Цель задания:
Ответьте по тексту о воспоминаниях очевидцев антоновского восстания:
(а) Уроженцем какого села был Иван Евдокимович Макеев?
(б) Кто передал собранные материалы редакции «Литературного Тамбова»?
(в) Какого числа записаны воспоминания Марии Ивановны Пархуновой?

Исходный текст:
══════

Читайте также: |
|
Алексей Власов
Антоновское восстание» в памяти очевидцев
Часть первая: «Мария Пархунова»
В прошлом номере журнала «Литературный Тамбов» мы завершили публикацию уникальных «крестьянских мемуаров» – дневника уроженца села Большая Ржакса Ивана Евдокимовича Макеева. Тему «антоновского восстания» продолжит публикация воспоминаний очевидцев этой непростой эпохи. Уникальные материалы собраны по деревням и селам Тамбовщины энтузиастом, студентом ТГУ им. Г.Р. Державина Алексеем Власовым и предоставлены редакции «Литературного Тамбова» доцентом, кандидатом исторических наук Владимиром Дьячковым.
Публикуемые воспоминая представляют собой дословную расшифровку видеозаписей, сделанных Алексеем Власовым, благодаря чему полностью сохранена живая, природная речь свидетелей событий 20-х годов прошлого века и последующей советской эпохи.
Воспоминания Марии Ивановны Пархуновой
(записаны 4 июля 2008 года)

══════

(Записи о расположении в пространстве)
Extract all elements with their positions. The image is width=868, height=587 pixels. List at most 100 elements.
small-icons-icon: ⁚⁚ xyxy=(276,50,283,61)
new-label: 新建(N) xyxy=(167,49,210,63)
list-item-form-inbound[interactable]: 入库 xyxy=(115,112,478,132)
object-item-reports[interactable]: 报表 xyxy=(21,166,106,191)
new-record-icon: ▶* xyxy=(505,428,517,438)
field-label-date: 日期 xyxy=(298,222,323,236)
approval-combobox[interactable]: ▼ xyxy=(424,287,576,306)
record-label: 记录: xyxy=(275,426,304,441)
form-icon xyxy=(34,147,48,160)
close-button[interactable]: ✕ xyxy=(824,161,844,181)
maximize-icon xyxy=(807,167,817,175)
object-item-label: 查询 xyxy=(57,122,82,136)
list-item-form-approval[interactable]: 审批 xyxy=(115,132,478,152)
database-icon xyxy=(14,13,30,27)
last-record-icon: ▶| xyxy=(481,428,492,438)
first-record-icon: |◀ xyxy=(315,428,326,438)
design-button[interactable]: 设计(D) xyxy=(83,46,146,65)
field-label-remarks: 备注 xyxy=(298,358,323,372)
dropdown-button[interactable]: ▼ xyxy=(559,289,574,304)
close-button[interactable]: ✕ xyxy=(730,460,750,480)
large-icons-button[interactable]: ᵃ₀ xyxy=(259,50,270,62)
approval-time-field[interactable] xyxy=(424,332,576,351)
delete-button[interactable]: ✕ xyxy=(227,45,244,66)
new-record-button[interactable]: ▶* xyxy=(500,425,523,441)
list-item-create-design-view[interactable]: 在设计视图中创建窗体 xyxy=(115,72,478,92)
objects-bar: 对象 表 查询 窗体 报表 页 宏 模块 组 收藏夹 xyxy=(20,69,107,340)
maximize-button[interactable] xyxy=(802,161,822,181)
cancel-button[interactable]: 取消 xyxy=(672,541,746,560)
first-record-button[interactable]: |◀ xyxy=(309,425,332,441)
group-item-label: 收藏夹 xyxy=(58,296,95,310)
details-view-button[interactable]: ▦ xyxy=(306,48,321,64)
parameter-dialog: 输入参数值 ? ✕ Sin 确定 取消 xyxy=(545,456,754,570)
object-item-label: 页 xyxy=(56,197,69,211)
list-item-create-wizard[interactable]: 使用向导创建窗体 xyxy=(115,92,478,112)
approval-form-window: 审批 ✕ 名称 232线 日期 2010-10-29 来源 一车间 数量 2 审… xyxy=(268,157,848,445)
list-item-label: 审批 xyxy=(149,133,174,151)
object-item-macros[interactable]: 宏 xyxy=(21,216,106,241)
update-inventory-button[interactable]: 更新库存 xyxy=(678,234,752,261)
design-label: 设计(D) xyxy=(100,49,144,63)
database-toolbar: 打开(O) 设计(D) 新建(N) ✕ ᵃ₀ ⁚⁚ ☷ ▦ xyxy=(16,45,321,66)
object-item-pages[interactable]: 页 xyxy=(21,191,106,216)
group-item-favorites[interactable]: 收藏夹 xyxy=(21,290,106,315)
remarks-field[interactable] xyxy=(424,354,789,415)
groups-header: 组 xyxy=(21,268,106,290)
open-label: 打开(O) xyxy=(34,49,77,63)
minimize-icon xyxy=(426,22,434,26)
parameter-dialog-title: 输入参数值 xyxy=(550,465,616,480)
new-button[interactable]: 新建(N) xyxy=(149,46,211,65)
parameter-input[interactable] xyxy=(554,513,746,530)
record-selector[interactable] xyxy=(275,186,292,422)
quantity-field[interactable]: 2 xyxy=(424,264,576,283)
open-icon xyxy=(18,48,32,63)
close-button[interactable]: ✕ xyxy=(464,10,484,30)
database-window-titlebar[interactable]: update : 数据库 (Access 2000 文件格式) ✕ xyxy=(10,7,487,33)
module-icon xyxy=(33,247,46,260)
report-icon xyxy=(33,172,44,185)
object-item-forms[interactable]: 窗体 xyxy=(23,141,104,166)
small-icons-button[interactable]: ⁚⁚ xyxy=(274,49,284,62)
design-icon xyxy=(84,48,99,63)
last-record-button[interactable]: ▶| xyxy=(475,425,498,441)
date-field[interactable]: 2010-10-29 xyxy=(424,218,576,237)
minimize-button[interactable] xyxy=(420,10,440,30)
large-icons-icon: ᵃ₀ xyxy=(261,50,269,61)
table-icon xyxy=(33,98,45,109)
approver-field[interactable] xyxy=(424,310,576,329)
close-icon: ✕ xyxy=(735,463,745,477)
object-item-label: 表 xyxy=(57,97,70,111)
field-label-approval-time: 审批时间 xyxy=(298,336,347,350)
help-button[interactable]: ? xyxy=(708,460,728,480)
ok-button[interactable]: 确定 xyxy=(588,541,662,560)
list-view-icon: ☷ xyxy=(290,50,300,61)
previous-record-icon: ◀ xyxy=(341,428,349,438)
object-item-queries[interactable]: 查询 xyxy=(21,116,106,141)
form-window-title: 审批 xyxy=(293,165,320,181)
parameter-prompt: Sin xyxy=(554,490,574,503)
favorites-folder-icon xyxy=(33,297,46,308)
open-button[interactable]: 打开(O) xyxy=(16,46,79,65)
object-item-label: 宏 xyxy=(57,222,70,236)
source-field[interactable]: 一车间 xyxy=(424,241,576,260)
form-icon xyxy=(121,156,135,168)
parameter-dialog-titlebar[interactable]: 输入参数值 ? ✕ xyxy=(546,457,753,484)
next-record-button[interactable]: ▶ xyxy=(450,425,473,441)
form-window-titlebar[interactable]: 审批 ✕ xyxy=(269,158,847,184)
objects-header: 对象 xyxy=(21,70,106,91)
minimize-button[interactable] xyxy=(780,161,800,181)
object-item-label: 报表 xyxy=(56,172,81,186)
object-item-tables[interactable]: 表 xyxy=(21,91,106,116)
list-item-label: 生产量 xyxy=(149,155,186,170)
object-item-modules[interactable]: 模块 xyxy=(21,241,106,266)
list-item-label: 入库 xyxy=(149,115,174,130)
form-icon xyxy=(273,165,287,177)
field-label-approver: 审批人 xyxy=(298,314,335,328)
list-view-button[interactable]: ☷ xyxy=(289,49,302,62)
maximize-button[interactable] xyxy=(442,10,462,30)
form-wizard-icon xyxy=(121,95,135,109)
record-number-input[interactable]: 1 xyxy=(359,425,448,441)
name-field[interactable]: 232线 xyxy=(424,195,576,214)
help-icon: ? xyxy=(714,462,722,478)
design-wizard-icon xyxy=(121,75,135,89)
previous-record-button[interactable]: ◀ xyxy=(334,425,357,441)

══════

Ответ:
(а) Большая Ржакса.
(б) Доцент, кандидат исторических наук Владимир Дьячков.
(в) 4 июля 2008 года.